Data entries
(begin)

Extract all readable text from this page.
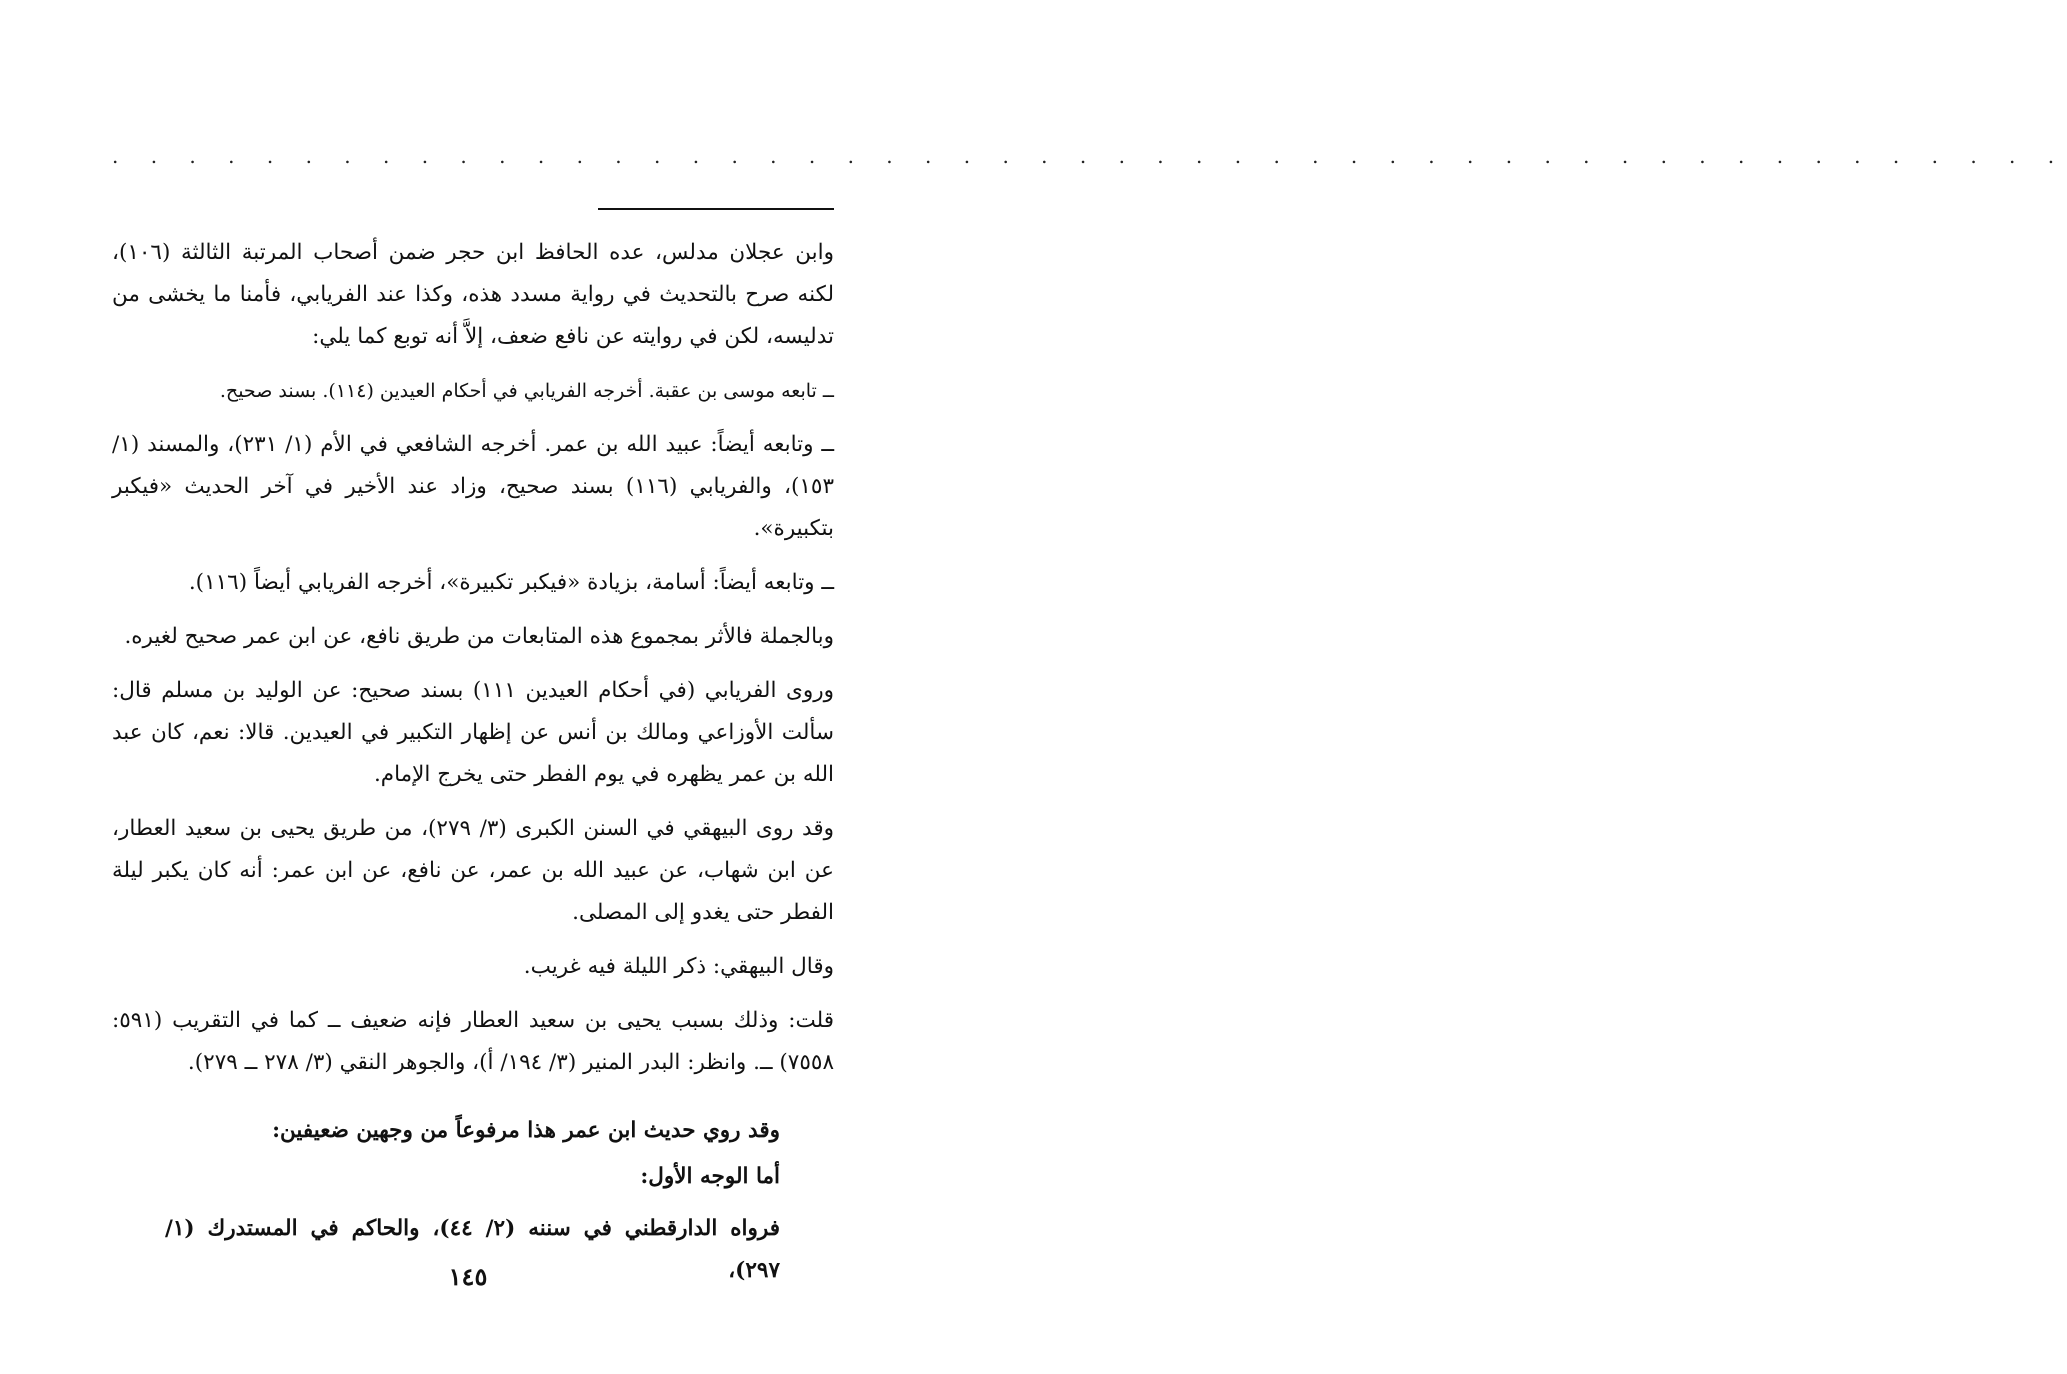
. . . . . . . . . . . . . . . . . . . . . . . . . . . . . . . . . . . . . . . . . . . . . . . . . . .

وابن عجلان مدلس، عده الحافظ ابن حجر ضمن أصحاب المرتبة الثالثة (١٠٦)، لكنه صرح بالتحديث في رواية مسدد هذه، وكذا عند الفريابي، فأمنا ما يخشى من تدليسه، لكن في روايته عن نافع ضعف، إلاَّ أنه توبع كما يلي:

ــ تابعه موسى بن عقبة. أخرجه الفريابي في أحكام العيدين (١١٤). بسند صحيح.

ــ وتابعه أيضاً: عبيد الله بن عمر. أخرجه الشافعي في الأم (١/ ٢٣١)، والمسند (١/ ١٥٣)، والفريابي (١١٦) بسند صحيح، وزاد عند الأخير في آخر الحديث «فيكبر بتكبيرة».

ــ وتابعه أيضاً: أسامة، بزيادة «فيكبر تكبيرة»، أخرجه الفريابي أيضاً (١١٦).

وبالجملة فالأثر بمجموع هذه المتابعات من طريق نافع، عن ابن عمر صحيح لغيره.

وروى الفريابي (في أحكام العيدين ١١١) بسند صحيح: عن الوليد بن مسلم قال: سألت الأوزاعي ومالك بن أنس عن إظهار التكبير في العيدين. قالا: نعم، كان عبد الله بن عمر يظهره في يوم الفطر حتى يخرج الإمام.

وقد روى البيهقي في السنن الكبرى (٣/ ٢٧٩)، من طريق يحيى بن سعيد العطار، عن ابن شهاب، عن عبيد الله بن عمر، عن نافع، عن ابن عمر: أنه كان يكبر ليلة الفطر حتى يغدو إلى المصلى.

وقال البيهقي: ذكر الليلة فيه غريب.

قلت: وذلك بسبب يحيى بن سعيد العطار فإنه ضعيف ــ كما في التقريب (٥٩١: ٧٥٥٨) ــ. وانظر: البدر المنير (٣/ ١٩٤/ أ)، والجوهر النقي (٣/ ٢٧٨ ــ ٢٧٩).

وقد روي حديث ابن عمر هذا مرفوعاً من وجهين ضعيفين:

أما الوجه الأول:

فرواه الدارقطني في سننه (٢/ ٤٤)، والحاكم في المستدرك (١/ ٢٩٧)،

١٤٥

(end)

» Task goal: Select all lines with the word "أخرجه" from the entries above.

» Final result:
ــ تابعه موسى بن عقبة. أخرجه الفريابي في أحكام العيدين (١١٤). بسند صحيح.
ــ وتابعه أيضاً: عبيد الله بن عمر. أخرجه الشافعي في الأم (١/ ٢٣١)، والمسند (١/ ١٥٣)، والفريابي (١١٦) بسند صحيح، وزاد عند الأخير في آخر الحديث «فيكبر بتكبيرة».
ــ وتابعه أيضاً: أسامة، بزيادة «فيكبر تكبيرة»، أخرجه الفريابي أيضاً (١١٦).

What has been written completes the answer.